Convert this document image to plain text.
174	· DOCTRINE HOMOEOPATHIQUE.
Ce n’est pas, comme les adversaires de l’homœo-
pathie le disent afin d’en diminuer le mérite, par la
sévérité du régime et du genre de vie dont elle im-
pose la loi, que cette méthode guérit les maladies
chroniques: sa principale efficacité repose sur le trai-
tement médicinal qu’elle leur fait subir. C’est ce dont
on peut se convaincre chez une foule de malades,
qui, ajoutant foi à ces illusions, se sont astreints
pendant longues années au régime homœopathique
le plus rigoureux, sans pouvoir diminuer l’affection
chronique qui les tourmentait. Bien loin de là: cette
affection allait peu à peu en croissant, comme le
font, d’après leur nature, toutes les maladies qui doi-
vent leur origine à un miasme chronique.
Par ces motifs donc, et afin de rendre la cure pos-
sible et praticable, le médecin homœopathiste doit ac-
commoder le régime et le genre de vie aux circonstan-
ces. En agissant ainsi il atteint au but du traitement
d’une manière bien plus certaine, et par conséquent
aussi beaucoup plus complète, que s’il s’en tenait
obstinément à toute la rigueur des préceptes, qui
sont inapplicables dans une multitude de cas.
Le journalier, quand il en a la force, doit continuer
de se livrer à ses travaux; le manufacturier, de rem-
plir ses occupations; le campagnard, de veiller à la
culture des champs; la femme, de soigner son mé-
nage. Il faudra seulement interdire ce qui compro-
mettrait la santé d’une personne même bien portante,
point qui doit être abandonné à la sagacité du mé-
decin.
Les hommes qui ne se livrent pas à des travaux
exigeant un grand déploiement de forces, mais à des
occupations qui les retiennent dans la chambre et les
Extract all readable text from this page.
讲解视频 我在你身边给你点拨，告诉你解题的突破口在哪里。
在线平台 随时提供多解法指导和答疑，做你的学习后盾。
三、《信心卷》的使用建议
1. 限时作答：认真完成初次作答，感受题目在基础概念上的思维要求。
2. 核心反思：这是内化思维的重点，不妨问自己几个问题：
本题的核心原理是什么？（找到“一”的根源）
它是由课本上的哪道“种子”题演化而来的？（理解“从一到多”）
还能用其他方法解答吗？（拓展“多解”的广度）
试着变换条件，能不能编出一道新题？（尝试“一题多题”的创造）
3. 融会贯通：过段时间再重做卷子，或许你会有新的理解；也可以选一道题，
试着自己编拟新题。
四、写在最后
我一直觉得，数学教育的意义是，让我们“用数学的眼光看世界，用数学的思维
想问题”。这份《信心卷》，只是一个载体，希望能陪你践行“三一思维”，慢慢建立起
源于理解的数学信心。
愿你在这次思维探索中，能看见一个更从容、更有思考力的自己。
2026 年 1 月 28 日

· · · · ·

### Task instructions
Read through the entries and copy every line that includes "cette".

### Correct output
pose la loi, que cette méthode guérit les maladies
chronique qui les tourmentait. Bien loin de là: cette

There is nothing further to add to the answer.